Restate all of the data exactly.

--- start of PROVIDED RECORDS ---

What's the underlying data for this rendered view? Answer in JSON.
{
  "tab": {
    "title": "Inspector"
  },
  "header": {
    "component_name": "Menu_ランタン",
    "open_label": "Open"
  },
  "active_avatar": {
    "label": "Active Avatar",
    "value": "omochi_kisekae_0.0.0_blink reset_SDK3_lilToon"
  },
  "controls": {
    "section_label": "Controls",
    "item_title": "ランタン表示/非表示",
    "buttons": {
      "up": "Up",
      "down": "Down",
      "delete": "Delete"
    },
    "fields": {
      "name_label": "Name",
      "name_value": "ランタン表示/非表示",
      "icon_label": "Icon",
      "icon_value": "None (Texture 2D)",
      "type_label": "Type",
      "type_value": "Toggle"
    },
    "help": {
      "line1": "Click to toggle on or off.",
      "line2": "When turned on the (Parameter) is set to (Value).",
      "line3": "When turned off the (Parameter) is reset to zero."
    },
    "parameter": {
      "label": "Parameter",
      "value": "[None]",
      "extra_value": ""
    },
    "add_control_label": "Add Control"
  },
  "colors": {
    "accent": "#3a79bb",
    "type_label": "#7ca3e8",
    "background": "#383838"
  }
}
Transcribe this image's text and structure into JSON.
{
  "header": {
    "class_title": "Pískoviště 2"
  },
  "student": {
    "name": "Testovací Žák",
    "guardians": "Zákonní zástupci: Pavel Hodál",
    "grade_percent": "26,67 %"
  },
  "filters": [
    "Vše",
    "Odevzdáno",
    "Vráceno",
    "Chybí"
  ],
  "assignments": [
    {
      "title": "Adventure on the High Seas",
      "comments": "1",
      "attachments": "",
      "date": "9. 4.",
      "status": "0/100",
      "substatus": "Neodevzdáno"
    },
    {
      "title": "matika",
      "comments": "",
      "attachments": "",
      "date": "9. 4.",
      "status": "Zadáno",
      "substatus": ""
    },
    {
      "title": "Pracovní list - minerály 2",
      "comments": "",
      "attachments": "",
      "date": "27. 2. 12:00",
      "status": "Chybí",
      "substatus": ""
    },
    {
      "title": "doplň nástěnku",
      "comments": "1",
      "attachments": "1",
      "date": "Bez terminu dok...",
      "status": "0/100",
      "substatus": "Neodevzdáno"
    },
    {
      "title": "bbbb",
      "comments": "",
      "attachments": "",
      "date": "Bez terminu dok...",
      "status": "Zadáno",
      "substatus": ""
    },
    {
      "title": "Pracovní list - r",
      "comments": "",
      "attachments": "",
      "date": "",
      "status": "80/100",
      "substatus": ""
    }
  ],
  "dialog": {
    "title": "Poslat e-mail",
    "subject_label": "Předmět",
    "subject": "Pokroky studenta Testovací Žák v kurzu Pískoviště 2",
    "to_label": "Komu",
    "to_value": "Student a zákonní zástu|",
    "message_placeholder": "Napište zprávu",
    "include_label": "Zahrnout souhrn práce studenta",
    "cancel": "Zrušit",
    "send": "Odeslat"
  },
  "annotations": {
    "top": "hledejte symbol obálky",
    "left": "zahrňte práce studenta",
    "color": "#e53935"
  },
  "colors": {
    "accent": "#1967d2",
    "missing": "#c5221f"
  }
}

--- end of PROVIDED RECORDS ---

● **FULL OUTPUT**:
What's the underlying data for this rendered view? Answer in JSON.
{
  "tab": {
    "title": "Inspector"
  },
  "header": {
    "component_name": "Menu_ランタン",
    "open_label": "Open"
  },
  "active_avatar": {
    "label": "Active Avatar",
    "value": "omochi_kisekae_0.0.0_blink reset_SDK3_lilToon"
  },
  "controls": {
    "section_label": "Controls",
    "item_title": "ランタン表示/非表示",
    "buttons": {
      "up": "Up",
      "down": "Down",
      "delete": "Delete"
    },
    "fields": {
      "name_label": "Name",
      "name_value": "ランタン表示/非表示",
      "icon_label": "Icon",
      "icon_value": "None (Texture 2D)",
      "type_label": "Type",
      "type_value": "Toggle"
    },
    "help": {
      "line1": "Click to toggle on or off.",
      "line2": "When turned on the (Parameter) is set to (Value).",
      "line3": "When turned off the (Parameter) is reset to zero."
    },
    "parameter": {
      "label": "Parameter",
      "value": "[None]",
      "extra_value": ""
    },
    "add_control_label": "Add Control"
  },
  "colors": {
    "accent": "#3a79bb",
    "type_label": "#7ca3e8",
    "background": "#383838"
  }
}
Transcribe this image's text and structure into JSON.
{
  "header": {
    "class_title": "Pískoviště 2"
  },
  "student": {
    "name": "Testovací Žák",
    "guardians": "Zákonní zástupci: Pavel Hodál",
    "grade_percent": "26,67 %"
  },
  "filters": [
    "Vše",
    "Odevzdáno",
    "Vráceno",
    "Chybí"
  ],
  "assignments": [
    {
      "title": "Adventure on the High Seas",
      "comments": "1",
      "attachments": "",
      "date": "9. 4.",
      "status": "0/100",
      "substatus": "Neodevzdáno"
    },
    {
      "title": "matika",
      "comments": "",
      "attachments": "",
      "date": "9. 4.",
      "status": "Zadáno",
      "substatus": ""
    },
    {
      "title": "Pracovní list - minerály 2",
      "comments": "",
      "attachments": "",
      "date": "27. 2. 12:00",
      "status": "Chybí",
      "substatus": ""
    },
    {
      "title": "doplň nástěnku",
      "comments": "1",
      "attachments": "1",
      "date": "Bez terminu dok...",
      "status": "0/100",
      "substatus": "Neodevzdáno"
    },
    {
      "title": "bbbb",
      "comments": "",
      "attachments": "",
      "date": "Bez terminu dok...",
      "status": "Zadáno",
      "substatus": ""
    },
    {
      "title": "Pracovní list - r",
      "comments": "",
      "attachments": "",
      "date": "",
      "status": "80/100",
      "substatus": ""
    }
  ],
  "dialog": {
    "title": "Poslat e-mail",
    "subject_label": "Předmět",
    "subject": "Pokroky studenta Testovací Žák v kurzu Pískoviště 2",
    "to_label": "Komu",
    "to_value": "Student a zákonní zástu|",
    "message_placeholder": "Napište zprávu",
    "include_label": "Zahrnout souhrn práce studenta",
    "cancel": "Zrušit",
    "send": "Odeslat"
  },
  "annotations": {
    "top": "hledejte symbol obálky",
    "left": "zahrňte práce studenta",
    "color": "#e53935"
  },
  "colors": {
    "accent": "#1967d2",
    "missing": "#c5221f"
  }
}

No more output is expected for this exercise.